§ YOUR INSTRUCTIONS
Quote exactly, and only, the lines from the one containing "Serialize everything readable" through the end of the material below. Skip pictures.

== SOURCE DATA

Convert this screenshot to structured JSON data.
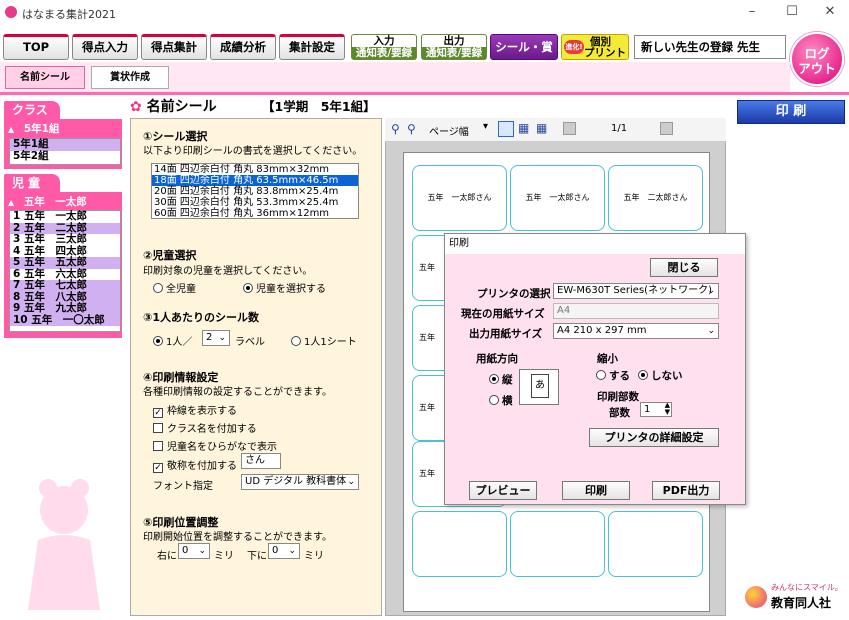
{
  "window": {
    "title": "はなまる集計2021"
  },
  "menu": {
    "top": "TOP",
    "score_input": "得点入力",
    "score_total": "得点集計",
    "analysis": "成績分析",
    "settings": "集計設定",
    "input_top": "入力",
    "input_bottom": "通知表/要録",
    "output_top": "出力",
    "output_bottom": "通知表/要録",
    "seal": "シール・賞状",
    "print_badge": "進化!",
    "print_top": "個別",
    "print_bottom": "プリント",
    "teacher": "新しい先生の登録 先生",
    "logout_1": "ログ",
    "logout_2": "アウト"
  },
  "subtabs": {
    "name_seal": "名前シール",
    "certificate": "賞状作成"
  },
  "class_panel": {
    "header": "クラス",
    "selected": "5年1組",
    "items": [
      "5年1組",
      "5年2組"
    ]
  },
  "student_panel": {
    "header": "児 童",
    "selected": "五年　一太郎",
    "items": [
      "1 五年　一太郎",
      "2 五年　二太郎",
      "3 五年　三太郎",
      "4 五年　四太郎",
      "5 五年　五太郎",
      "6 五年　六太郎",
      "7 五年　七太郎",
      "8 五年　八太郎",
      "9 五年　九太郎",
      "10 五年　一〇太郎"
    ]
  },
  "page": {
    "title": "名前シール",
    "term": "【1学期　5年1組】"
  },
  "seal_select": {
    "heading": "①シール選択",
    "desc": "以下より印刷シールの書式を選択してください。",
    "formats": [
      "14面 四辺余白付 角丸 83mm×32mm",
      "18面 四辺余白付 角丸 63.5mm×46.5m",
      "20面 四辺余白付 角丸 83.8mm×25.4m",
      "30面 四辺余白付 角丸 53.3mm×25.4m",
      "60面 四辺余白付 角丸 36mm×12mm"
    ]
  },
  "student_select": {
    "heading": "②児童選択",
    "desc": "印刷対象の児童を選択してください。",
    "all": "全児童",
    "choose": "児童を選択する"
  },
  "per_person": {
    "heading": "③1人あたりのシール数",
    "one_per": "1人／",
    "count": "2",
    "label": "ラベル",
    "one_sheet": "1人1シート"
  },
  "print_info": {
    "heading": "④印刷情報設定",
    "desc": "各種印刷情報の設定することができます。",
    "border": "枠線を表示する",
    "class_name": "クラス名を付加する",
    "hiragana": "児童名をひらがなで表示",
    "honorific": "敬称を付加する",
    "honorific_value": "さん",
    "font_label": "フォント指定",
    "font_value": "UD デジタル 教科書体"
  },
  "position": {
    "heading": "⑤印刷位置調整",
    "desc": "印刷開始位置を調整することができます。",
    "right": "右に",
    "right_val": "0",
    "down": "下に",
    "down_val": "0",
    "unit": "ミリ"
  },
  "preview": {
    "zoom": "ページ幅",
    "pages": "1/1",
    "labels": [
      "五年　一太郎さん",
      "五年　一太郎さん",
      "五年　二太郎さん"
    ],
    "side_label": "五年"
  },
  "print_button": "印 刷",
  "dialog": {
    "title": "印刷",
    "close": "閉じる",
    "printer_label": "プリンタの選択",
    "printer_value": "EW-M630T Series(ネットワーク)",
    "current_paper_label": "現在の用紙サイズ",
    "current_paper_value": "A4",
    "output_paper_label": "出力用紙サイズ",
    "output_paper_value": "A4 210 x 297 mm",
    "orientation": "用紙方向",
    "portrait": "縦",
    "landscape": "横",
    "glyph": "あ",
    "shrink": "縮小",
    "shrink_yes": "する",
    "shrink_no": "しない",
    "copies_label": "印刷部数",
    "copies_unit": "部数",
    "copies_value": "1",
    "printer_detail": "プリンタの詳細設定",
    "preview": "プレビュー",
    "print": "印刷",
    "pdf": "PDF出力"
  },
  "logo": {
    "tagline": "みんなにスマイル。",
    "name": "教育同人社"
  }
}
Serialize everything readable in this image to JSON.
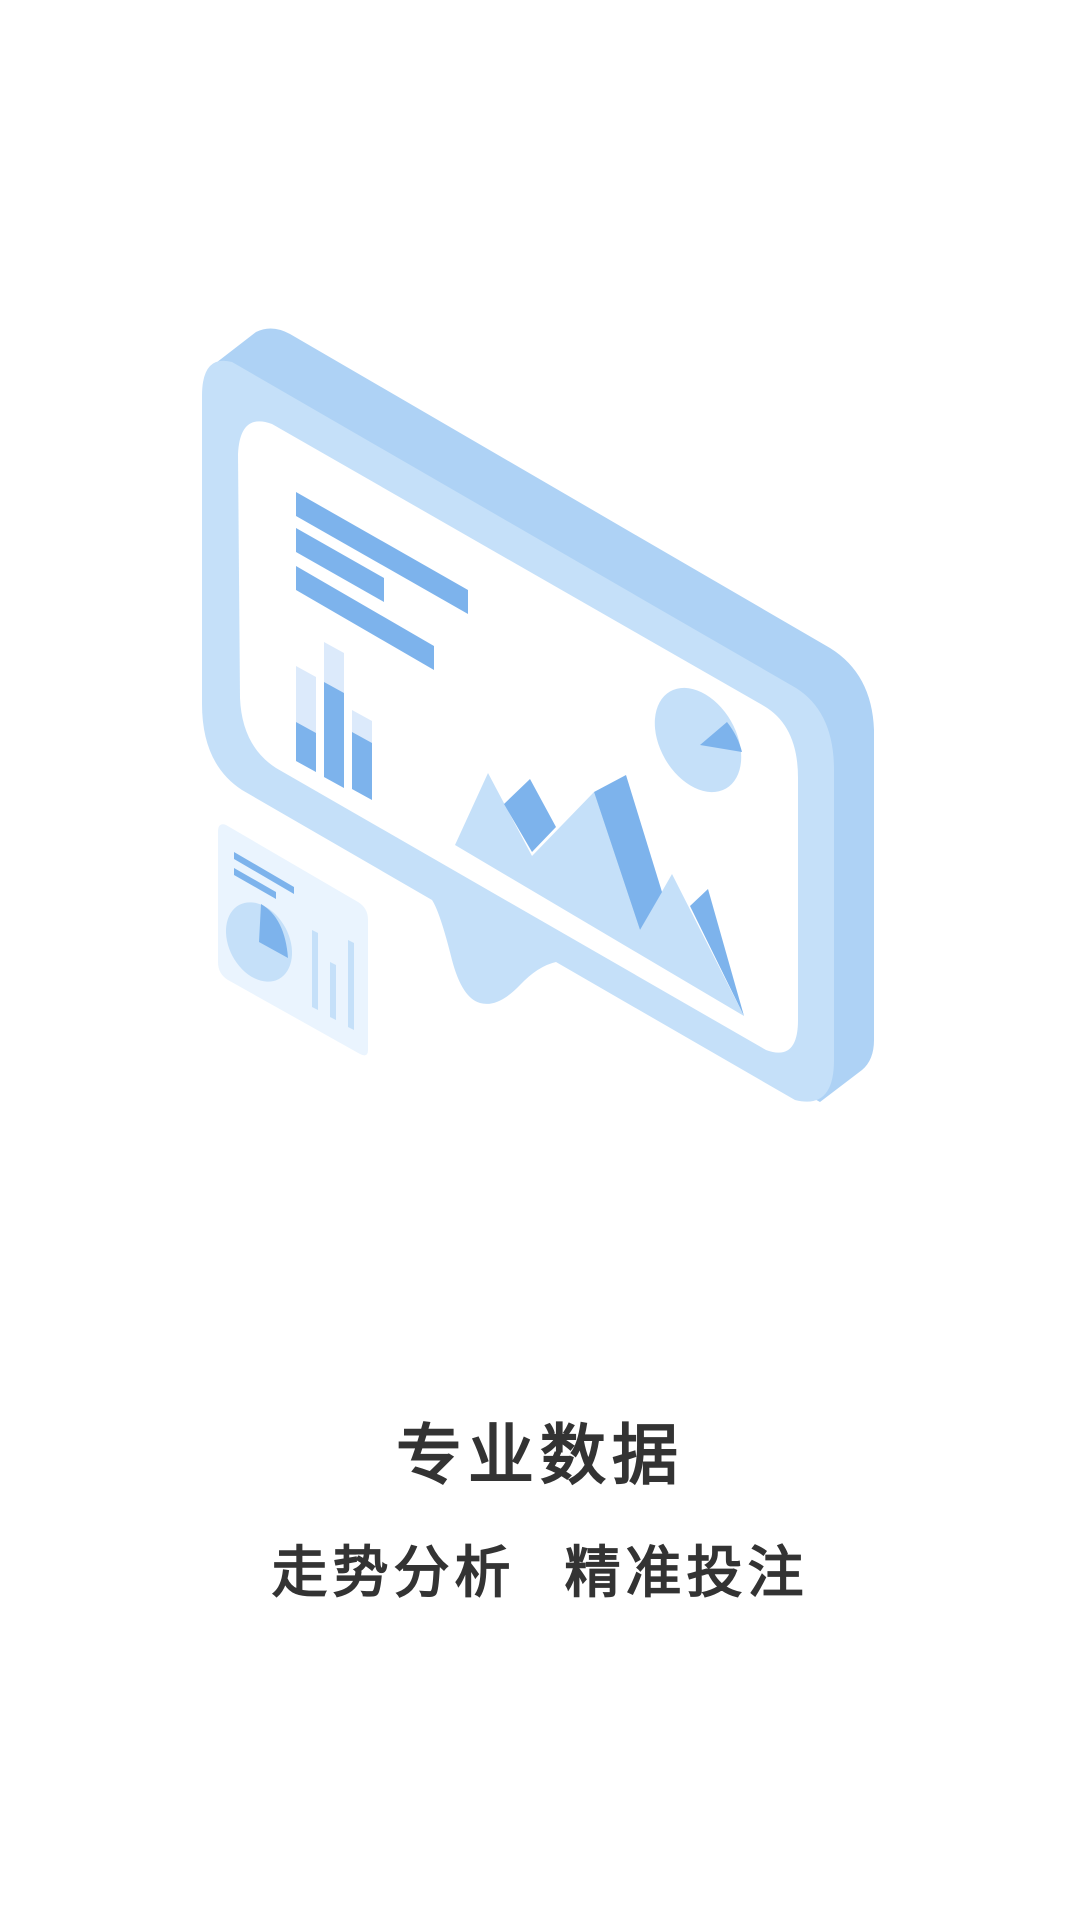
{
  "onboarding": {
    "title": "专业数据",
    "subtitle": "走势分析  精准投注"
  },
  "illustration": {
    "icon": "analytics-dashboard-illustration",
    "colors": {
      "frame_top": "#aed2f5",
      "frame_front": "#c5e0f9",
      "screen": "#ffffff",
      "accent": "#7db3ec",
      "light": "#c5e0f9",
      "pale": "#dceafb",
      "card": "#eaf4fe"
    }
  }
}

====

§ THE REPLY
Serialize everything readable in this image to JSON.
{
  "onboarding": {
    "title": "专业数据",
    "subtitle": "走势分析  精准投注"
  },
  "illustration": {
    "icon": "analytics-dashboard-illustration",
    "colors": {
      "frame_top": "#aed2f5",
      "frame_front": "#c5e0f9",
      "screen": "#ffffff",
      "accent": "#7db3ec",
      "light": "#c5e0f9",
      "pale": "#dceafb",
      "card": "#eaf4fe"
    }
  }
}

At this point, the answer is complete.